---- Task input

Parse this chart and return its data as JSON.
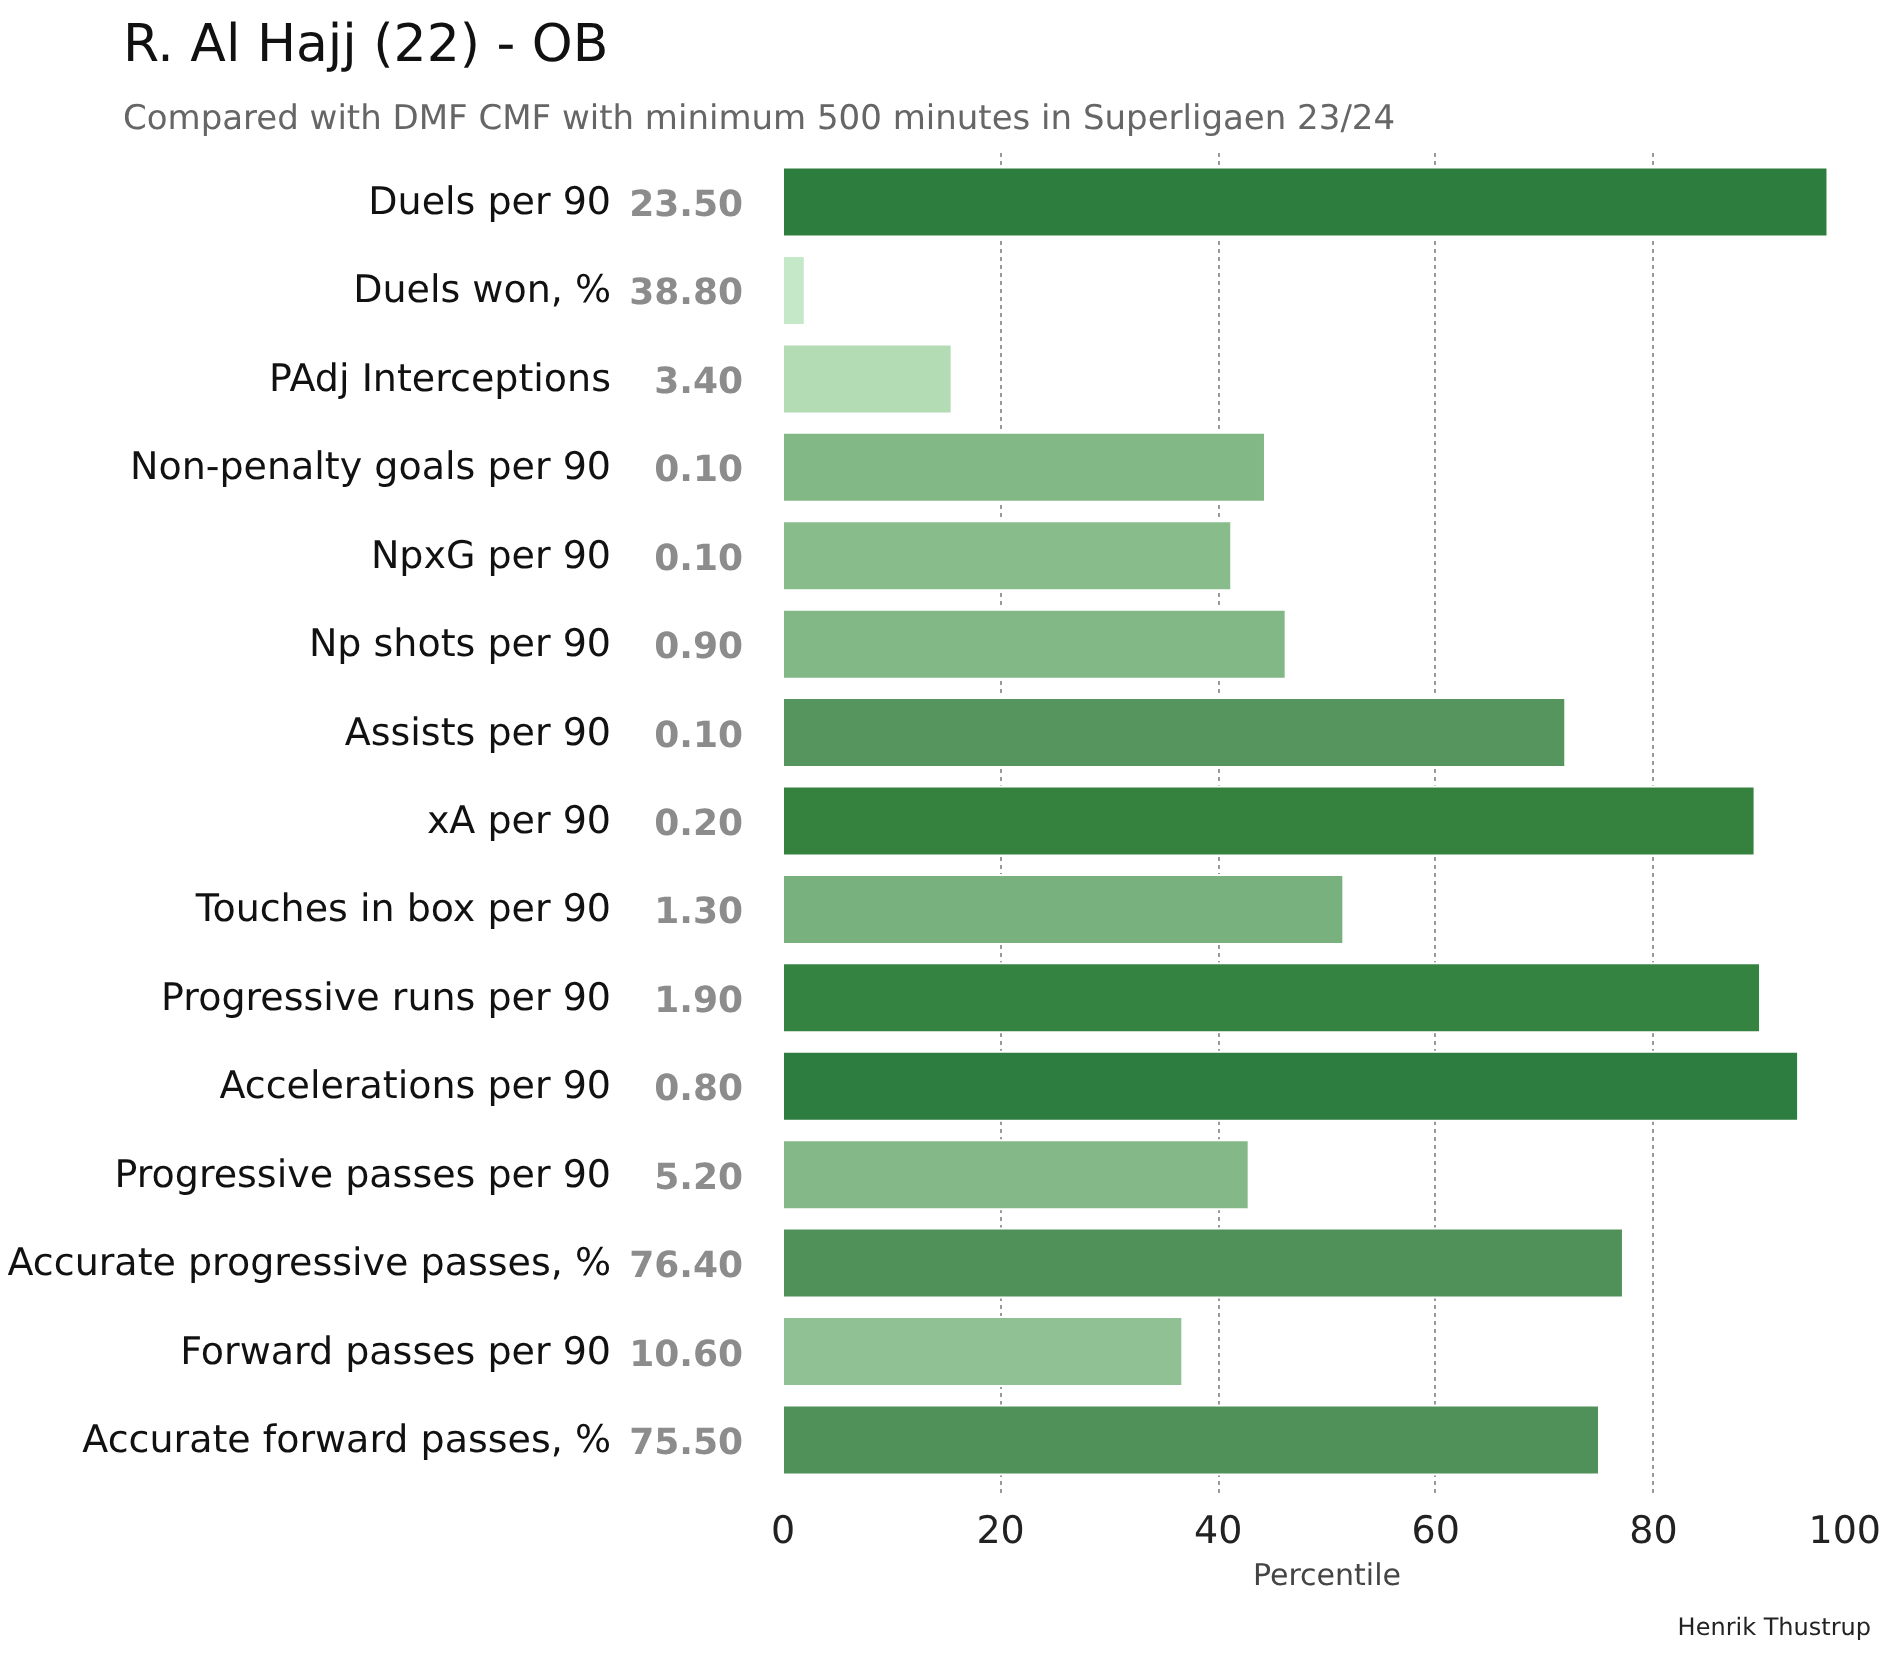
{
  "chart_data": {
    "type": "bar",
    "orientation": "horizontal",
    "title": "R. Al Hajj (22) - OB",
    "subtitle": "Compared with DMF CMF with minimum 500 minutes in Superligaen 23/24",
    "xlabel": "Percentile",
    "annotations": [
      "Henrik Thustrup",
      "23.50",
      "38.80",
      "3.40",
      "0.10",
      "0.10",
      "0.90",
      "0.10",
      "0.20",
      "1.30",
      "1.90",
      "0.80",
      "5.20",
      "76.40",
      "10.60",
      "75.50"
    ],
    "categories": [
      "Duels per 90",
      "Duels won, %",
      "PAdj Interceptions",
      "Non-penalty goals per 90",
      "NpxG per 90",
      "Np shots per 90",
      "Assists per 90",
      "xA per 90",
      "Touches in box per 90",
      "Progressive runs per 90",
      "Accelerations per 90",
      "Progressive passes per 90",
      "Accurate progressive passes, %",
      "Forward passes per 90",
      "Accurate forward passes, %"
    ],
    "values": [
      96,
      2,
      15.5,
      44.3,
      41.2,
      46.2,
      71.9,
      89.3,
      51.5,
      89.8,
      93.3,
      42.8,
      77.2,
      36.7,
      75.0
    ],
    "colors": [
      "#2d7d3f",
      "#c5e8c9",
      "#b3dbb4",
      "#82b786",
      "#89bc8b",
      "#82b786",
      "#56965e",
      "#35823f",
      "#78b07e",
      "#358341",
      "#2e7d40",
      "#84b888",
      "#4f9158",
      "#90c194",
      "#4f9158"
    ],
    "xlim": [
      0,
      100
    ],
    "xticks": [
      0,
      20,
      40,
      60,
      80,
      100
    ],
    "grid": "x"
  }
}
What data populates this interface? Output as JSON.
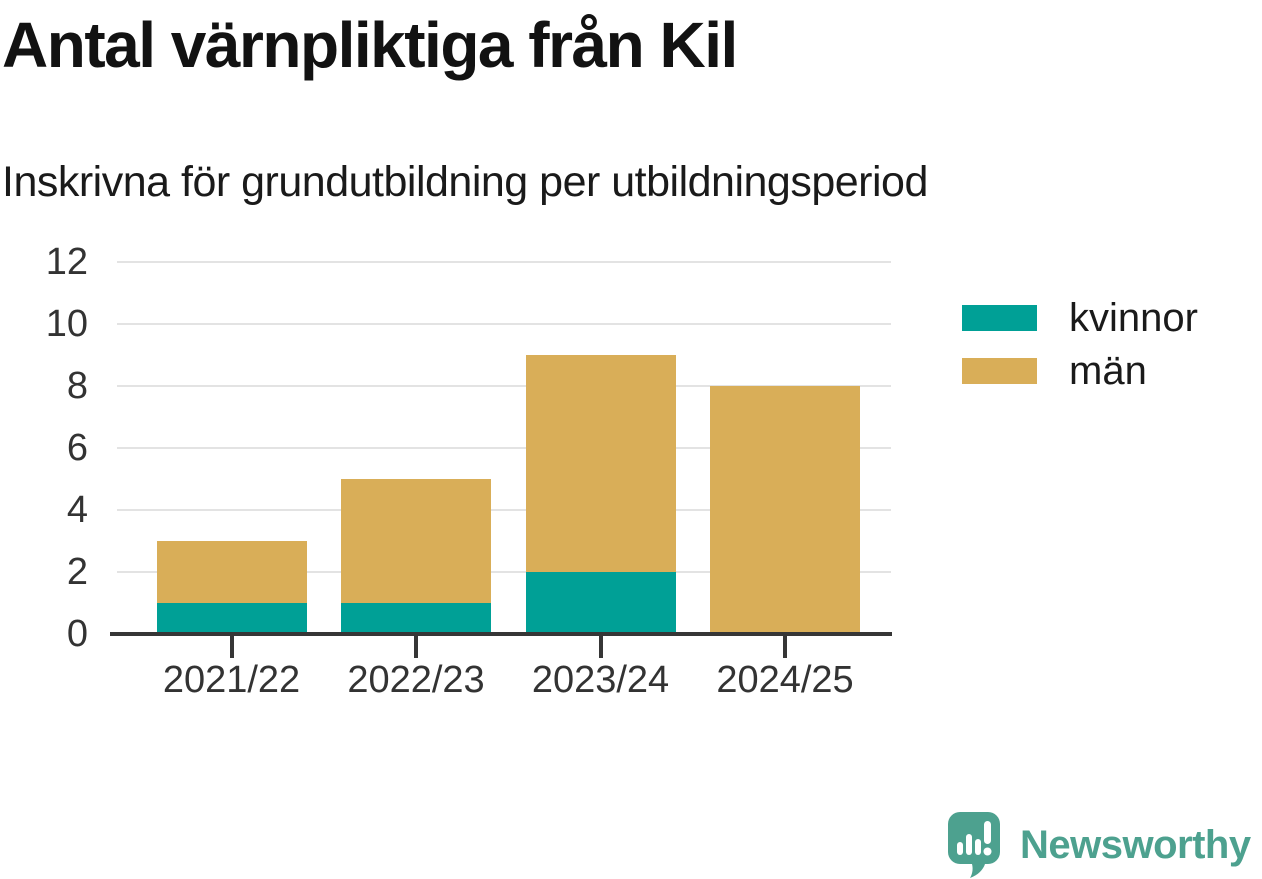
{
  "header": {
    "title": "Antal värnpliktiga från Kil",
    "subtitle": "Inskrivna för grundutbildning per utbildningsperiod"
  },
  "chart_data": {
    "type": "bar",
    "stacked": true,
    "title": "Antal värnpliktiga från Kil",
    "subtitle": "Inskrivna för grundutbildning per utbildningsperiod",
    "categories": [
      "2021/22",
      "2022/23",
      "2023/24",
      "2024/25"
    ],
    "series": [
      {
        "name": "kvinnor",
        "color": "#00A096",
        "values": [
          1,
          1,
          2,
          0
        ]
      },
      {
        "name": "män",
        "color": "#D9AE58",
        "values": [
          2,
          4,
          7,
          8
        ]
      }
    ],
    "totals": [
      3,
      5,
      9,
      8
    ],
    "xlabel": "",
    "ylabel": "",
    "ylim": [
      0,
      12
    ],
    "yticks": [
      0,
      2,
      4,
      6,
      8,
      10,
      12
    ],
    "grid": "horizontal-gridlines",
    "legend_position": "right"
  },
  "footer": {
    "brand_name": "Newsworthy",
    "brand_color": "#4DA18F",
    "logo_icon": "newsworthy-bar-chart-speech-bubble-icon"
  },
  "colors": {
    "background": "#FFFFFF",
    "title_text": "#121212",
    "subtitle_text": "#1A1A1A",
    "axis_text": "#333333",
    "gridline": "#E3E3E3",
    "axis_line": "#363636",
    "kvinnor": "#00A096",
    "man": "#D9AE58",
    "brand": "#4DA18F"
  }
}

--------

§ **What is expected**
Repeat the listing verbatim. Skip the pictures.

§ **Solution below**
Parse this chart and return its data as JSON.
{
  "chart_data": {
    "type": "bar",
    "orientation": "horizontal",
    "title": "R. Al Hajj (22) - OB",
    "subtitle": "Compared with DMF CMF with minimum 500 minutes in Superligaen 23/24",
    "xlabel": "Percentile",
    "annotations": [
      "Henrik Thustrup",
      "23.50",
      "38.80",
      "3.40",
      "0.10",
      "0.10",
      "0.90",
      "0.10",
      "0.20",
      "1.30",
      "1.90",
      "0.80",
      "5.20",
      "76.40",
      "10.60",
      "75.50"
    ],
    "categories": [
      "Duels per 90",
      "Duels won, %",
      "PAdj Interceptions",
      "Non-penalty goals per 90",
      "NpxG per 90",
      "Np shots per 90",
      "Assists per 90",
      "xA per 90",
      "Touches in box per 90",
      "Progressive runs per 90",
      "Accelerations per 90",
      "Progressive passes per 90",
      "Accurate progressive passes, %",
      "Forward passes per 90",
      "Accurate forward passes, %"
    ],
    "values": [
      96,
      2,
      15.5,
      44.3,
      41.2,
      46.2,
      71.9,
      89.3,
      51.5,
      89.8,
      93.3,
      42.8,
      77.2,
      36.7,
      75.0
    ],
    "colors": [
      "#2d7d3f",
      "#c5e8c9",
      "#b3dbb4",
      "#82b786",
      "#89bc8b",
      "#82b786",
      "#56965e",
      "#35823f",
      "#78b07e",
      "#358341",
      "#2e7d40",
      "#84b888",
      "#4f9158",
      "#90c194",
      "#4f9158"
    ],
    "xlim": [
      0,
      100
    ],
    "xticks": [
      0,
      20,
      40,
      60,
      80,
      100
    ],
    "grid": "x"
  }
}
What data populates this interface? Output as JSON.
{
  "header": {
    "title": "Antal värnpliktiga från Kil",
    "subtitle": "Inskrivna för grundutbildning per utbildningsperiod"
  },
  "chart_data": {
    "type": "bar",
    "stacked": true,
    "title": "Antal värnpliktiga från Kil",
    "subtitle": "Inskrivna för grundutbildning per utbildningsperiod",
    "categories": [
      "2021/22",
      "2022/23",
      "2023/24",
      "2024/25"
    ],
    "series": [
      {
        "name": "kvinnor",
        "color": "#00A096",
        "values": [
          1,
          1,
          2,
          0
        ]
      },
      {
        "name": "män",
        "color": "#D9AE58",
        "values": [
          2,
          4,
          7,
          8
        ]
      }
    ],
    "totals": [
      3,
      5,
      9,
      8
    ],
    "xlabel": "",
    "ylabel": "",
    "ylim": [
      0,
      12
    ],
    "yticks": [
      0,
      2,
      4,
      6,
      8,
      10,
      12
    ],
    "grid": "horizontal-gridlines",
    "legend_position": "right"
  },
  "footer": {
    "brand_name": "Newsworthy",
    "brand_color": "#4DA18F",
    "logo_icon": "newsworthy-bar-chart-speech-bubble-icon"
  },
  "colors": {
    "background": "#FFFFFF",
    "title_text": "#121212",
    "subtitle_text": "#1A1A1A",
    "axis_text": "#333333",
    "gridline": "#E3E3E3",
    "axis_line": "#363636",
    "kvinnor": "#00A096",
    "man": "#D9AE58",
    "brand": "#4DA18F"
  }
}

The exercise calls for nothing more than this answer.